What to produce: From the data that follows, copy every line holding the string "status".

Stored data:
□ □ □ □
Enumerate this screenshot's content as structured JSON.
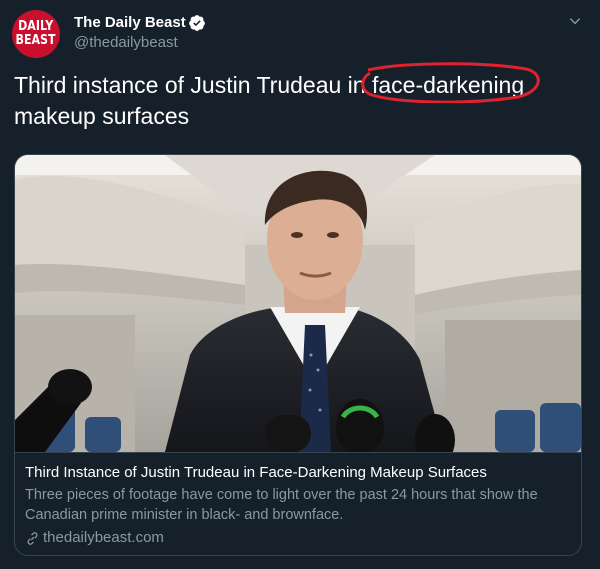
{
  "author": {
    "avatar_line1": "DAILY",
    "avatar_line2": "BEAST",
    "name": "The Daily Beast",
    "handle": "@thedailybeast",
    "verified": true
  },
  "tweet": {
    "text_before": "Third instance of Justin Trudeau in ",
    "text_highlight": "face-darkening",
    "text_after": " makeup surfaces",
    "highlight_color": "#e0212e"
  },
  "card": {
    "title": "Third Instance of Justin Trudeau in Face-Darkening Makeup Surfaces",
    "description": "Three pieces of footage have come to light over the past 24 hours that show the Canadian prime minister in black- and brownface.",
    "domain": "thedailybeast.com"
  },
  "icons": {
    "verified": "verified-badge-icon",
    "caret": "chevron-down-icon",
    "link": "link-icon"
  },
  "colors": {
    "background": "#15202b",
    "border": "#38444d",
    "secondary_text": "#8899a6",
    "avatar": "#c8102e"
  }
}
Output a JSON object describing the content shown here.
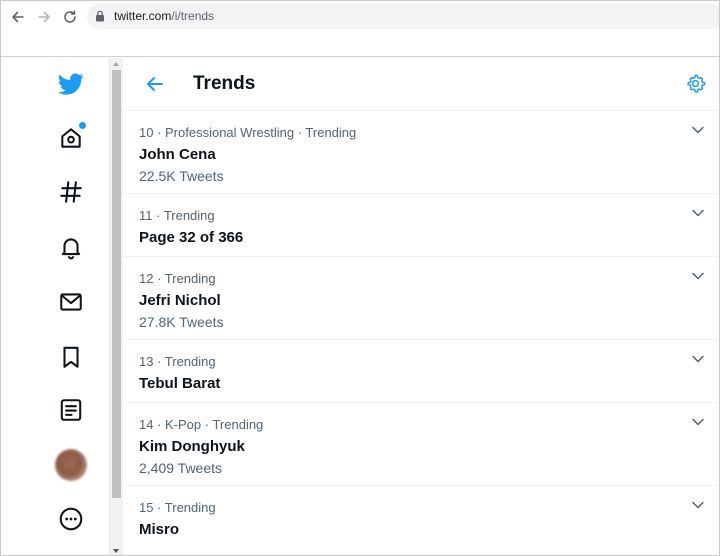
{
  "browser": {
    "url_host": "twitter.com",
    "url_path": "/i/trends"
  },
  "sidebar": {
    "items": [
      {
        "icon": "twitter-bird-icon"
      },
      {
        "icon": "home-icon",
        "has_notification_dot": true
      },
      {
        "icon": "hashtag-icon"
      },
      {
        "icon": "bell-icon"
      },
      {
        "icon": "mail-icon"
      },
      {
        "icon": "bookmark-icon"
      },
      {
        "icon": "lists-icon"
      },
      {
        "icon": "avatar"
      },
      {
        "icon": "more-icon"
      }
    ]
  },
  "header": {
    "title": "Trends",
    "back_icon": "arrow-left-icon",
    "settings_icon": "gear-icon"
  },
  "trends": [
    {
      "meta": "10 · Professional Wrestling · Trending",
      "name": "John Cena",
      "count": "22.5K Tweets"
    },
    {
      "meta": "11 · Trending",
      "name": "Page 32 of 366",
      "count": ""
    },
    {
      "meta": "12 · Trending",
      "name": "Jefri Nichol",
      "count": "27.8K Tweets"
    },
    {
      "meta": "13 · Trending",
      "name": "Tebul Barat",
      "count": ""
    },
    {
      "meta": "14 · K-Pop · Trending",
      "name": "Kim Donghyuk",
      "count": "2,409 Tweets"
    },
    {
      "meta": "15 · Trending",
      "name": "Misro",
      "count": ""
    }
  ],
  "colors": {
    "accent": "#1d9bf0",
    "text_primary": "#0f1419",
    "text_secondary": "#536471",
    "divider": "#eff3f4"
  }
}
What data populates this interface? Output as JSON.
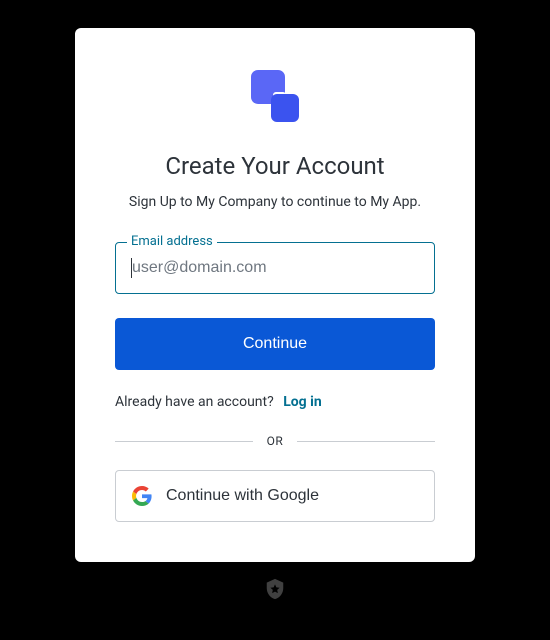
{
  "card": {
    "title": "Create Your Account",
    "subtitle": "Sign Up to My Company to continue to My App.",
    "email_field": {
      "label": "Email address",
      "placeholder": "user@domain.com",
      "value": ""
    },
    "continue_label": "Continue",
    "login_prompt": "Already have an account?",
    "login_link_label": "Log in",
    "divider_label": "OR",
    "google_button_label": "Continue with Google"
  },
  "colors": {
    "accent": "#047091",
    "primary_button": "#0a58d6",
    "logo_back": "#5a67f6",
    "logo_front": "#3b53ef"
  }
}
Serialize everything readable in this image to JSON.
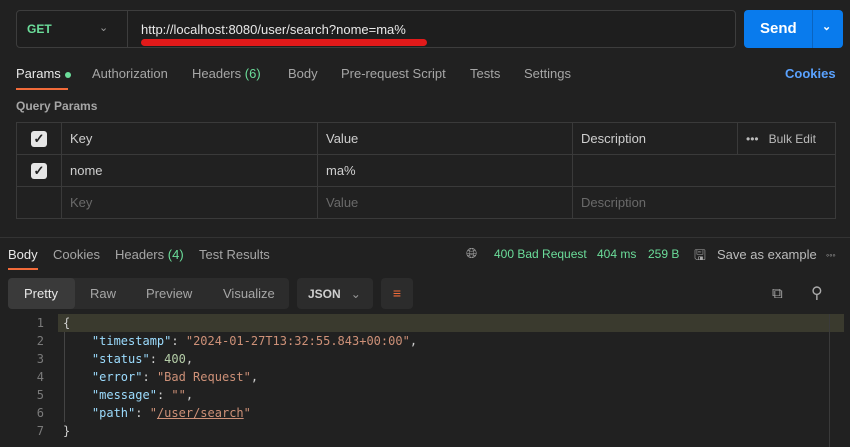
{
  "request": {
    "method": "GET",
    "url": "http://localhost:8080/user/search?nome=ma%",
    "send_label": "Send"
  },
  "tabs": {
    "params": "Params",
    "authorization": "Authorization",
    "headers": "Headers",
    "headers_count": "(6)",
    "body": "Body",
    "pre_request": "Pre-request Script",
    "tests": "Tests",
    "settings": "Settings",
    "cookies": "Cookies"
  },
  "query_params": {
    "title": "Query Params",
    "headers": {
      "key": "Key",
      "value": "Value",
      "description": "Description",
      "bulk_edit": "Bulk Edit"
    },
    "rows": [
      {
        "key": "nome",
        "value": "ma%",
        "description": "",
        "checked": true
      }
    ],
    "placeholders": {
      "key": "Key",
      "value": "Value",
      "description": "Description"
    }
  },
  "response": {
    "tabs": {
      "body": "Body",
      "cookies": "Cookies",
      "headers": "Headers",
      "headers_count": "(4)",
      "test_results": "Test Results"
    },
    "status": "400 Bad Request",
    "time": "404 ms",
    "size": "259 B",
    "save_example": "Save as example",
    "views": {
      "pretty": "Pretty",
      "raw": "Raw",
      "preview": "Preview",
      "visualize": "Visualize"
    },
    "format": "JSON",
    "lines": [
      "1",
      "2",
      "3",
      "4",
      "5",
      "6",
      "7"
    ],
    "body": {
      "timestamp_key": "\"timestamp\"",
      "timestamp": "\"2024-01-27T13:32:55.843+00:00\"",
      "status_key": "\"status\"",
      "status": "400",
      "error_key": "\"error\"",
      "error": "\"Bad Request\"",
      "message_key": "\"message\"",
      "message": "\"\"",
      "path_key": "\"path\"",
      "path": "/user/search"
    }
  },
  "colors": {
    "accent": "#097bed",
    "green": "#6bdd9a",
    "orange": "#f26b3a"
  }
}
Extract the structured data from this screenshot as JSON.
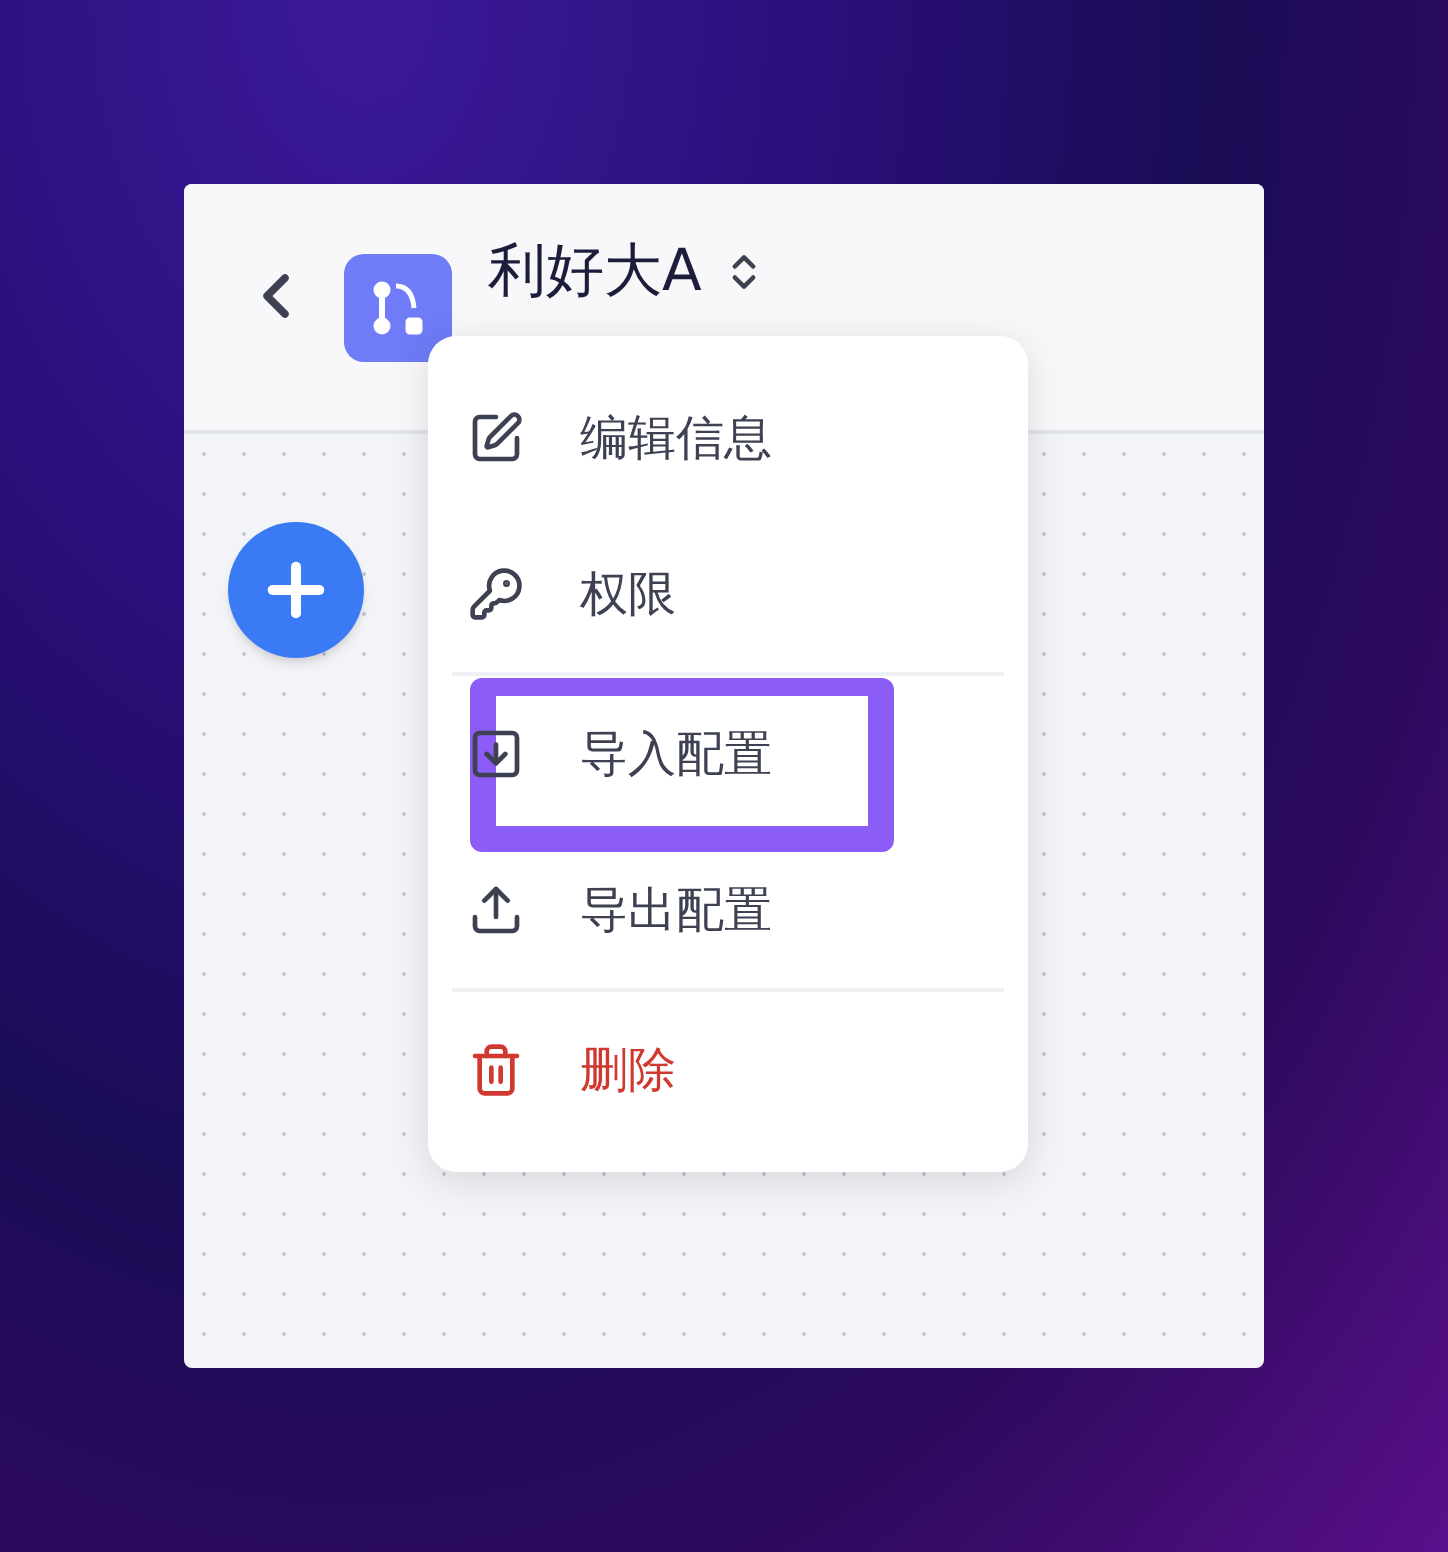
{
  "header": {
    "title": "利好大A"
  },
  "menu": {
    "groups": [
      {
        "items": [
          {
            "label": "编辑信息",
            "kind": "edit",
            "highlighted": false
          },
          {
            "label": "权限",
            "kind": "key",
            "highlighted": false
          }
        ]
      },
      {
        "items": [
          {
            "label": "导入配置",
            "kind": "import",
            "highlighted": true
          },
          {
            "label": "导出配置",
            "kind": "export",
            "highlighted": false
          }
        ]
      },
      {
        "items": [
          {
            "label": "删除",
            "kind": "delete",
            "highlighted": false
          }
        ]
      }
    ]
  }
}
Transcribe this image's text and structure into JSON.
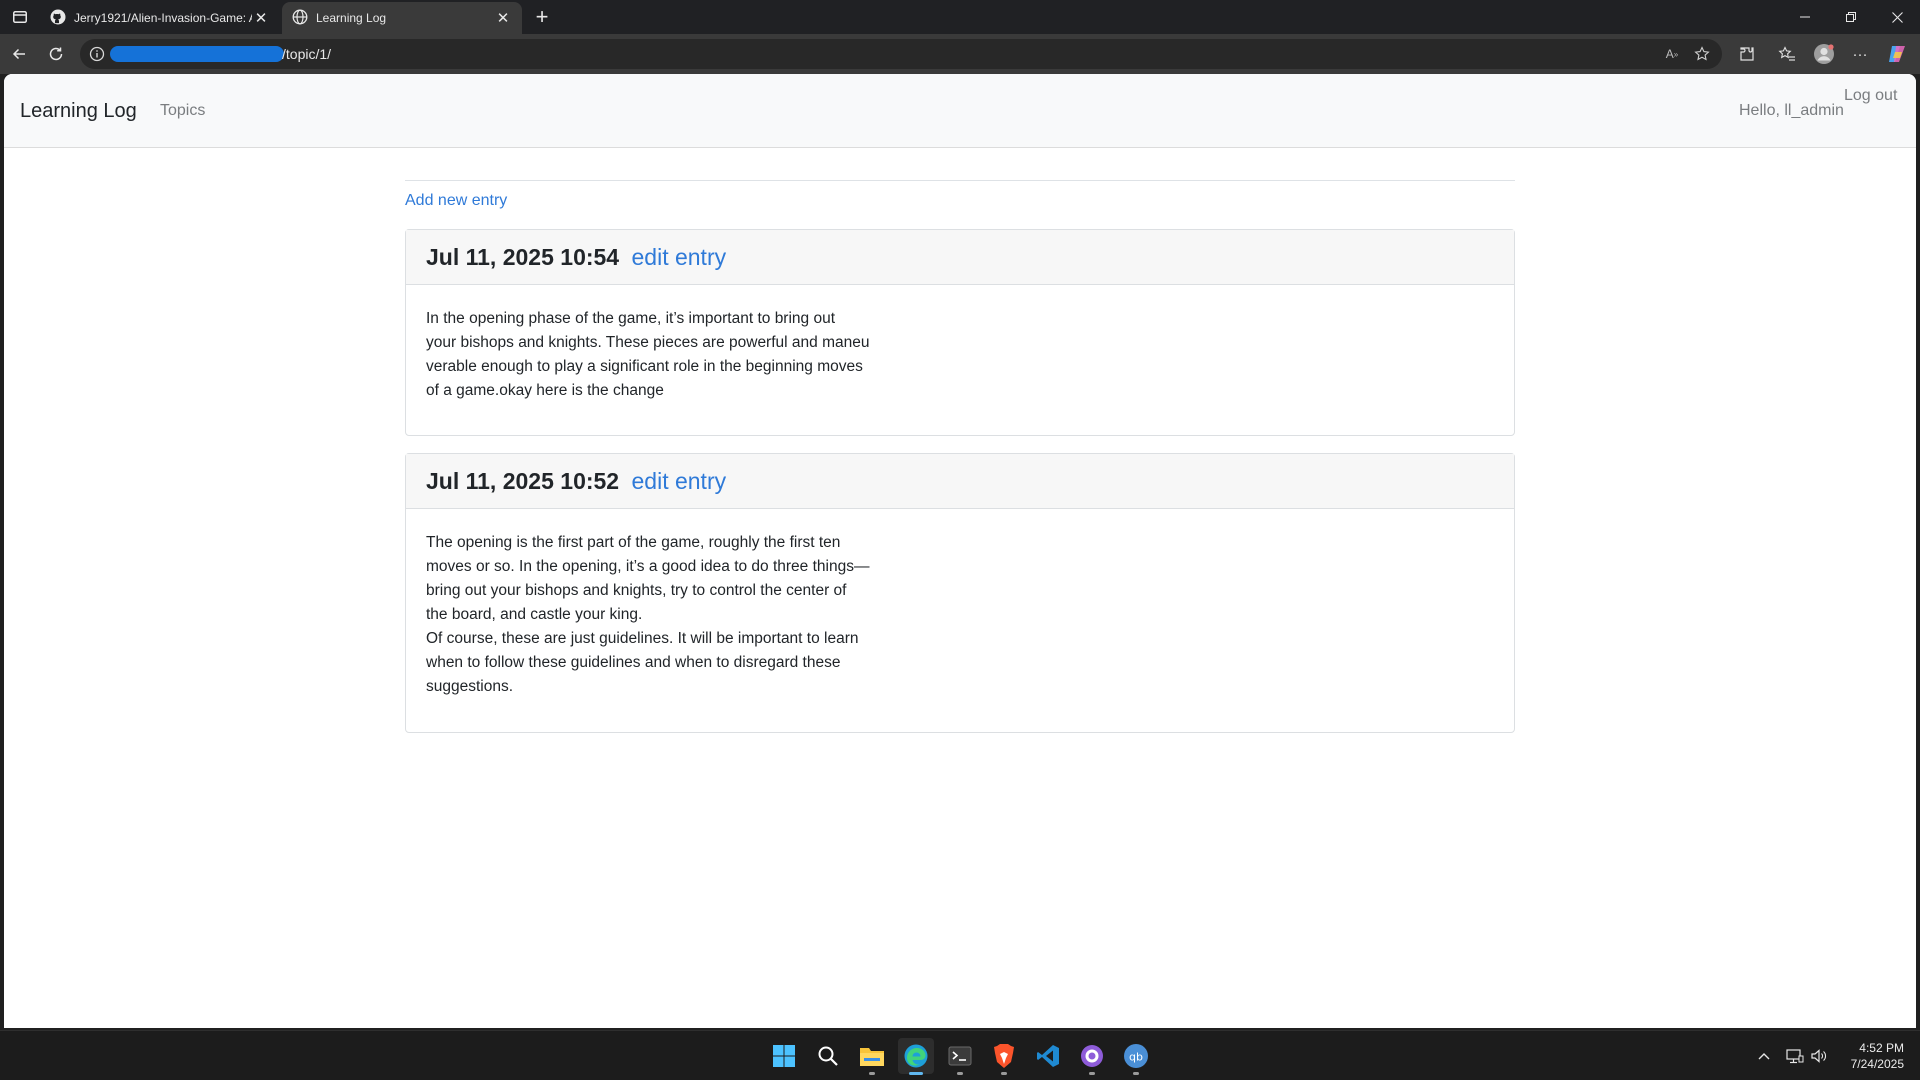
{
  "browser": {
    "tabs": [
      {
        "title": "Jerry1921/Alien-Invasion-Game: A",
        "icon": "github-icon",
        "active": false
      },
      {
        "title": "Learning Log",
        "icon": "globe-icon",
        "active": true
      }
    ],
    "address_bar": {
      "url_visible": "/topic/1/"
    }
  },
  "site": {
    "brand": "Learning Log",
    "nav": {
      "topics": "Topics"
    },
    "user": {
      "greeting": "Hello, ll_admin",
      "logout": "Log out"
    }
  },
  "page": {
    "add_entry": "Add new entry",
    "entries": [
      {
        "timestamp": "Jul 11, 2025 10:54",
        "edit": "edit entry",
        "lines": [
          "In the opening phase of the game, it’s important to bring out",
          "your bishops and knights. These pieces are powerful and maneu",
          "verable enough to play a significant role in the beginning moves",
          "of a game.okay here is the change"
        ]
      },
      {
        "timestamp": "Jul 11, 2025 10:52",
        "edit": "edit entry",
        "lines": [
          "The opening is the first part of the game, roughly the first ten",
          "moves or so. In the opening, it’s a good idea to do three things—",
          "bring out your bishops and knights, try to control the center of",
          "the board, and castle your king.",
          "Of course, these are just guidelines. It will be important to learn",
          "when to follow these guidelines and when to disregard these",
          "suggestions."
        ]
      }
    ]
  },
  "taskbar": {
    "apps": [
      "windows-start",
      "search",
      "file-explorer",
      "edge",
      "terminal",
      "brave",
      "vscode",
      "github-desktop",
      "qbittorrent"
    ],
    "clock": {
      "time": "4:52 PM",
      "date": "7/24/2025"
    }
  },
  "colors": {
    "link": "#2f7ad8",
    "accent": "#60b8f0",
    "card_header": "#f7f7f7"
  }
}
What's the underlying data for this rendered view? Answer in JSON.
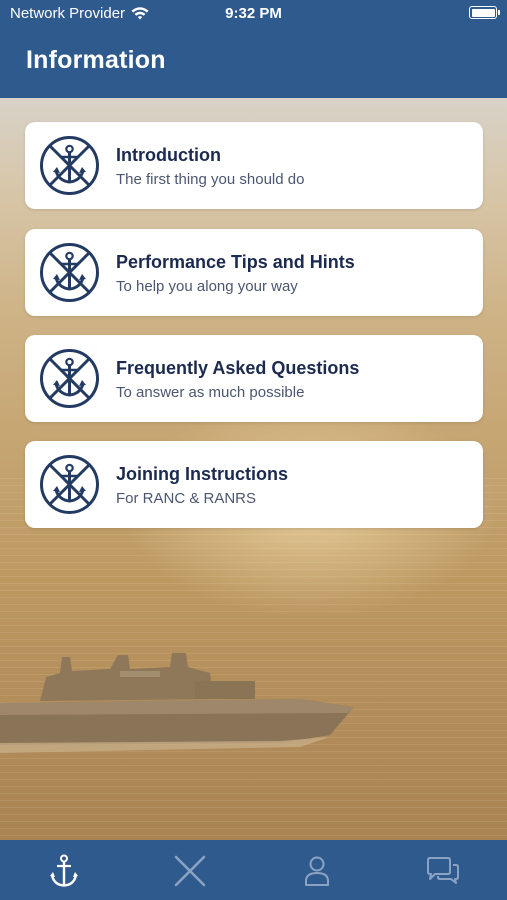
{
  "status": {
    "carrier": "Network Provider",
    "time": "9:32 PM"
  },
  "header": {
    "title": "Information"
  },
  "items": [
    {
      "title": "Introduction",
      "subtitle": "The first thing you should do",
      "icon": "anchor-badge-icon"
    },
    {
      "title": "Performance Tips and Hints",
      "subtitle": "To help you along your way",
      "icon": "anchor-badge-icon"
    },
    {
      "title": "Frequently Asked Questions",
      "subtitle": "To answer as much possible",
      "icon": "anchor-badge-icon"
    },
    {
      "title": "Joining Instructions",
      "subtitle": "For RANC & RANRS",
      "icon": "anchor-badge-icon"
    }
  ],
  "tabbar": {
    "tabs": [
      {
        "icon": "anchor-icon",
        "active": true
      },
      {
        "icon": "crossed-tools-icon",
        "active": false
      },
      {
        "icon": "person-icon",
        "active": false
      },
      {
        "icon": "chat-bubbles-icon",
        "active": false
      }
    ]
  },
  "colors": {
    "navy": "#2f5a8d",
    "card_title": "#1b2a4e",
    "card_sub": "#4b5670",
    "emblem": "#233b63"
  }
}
□ □ □ □
The response:
    "status": "400 Bad Request",
      "status_key": "\"status\"",
      "status": "400",
  "status": {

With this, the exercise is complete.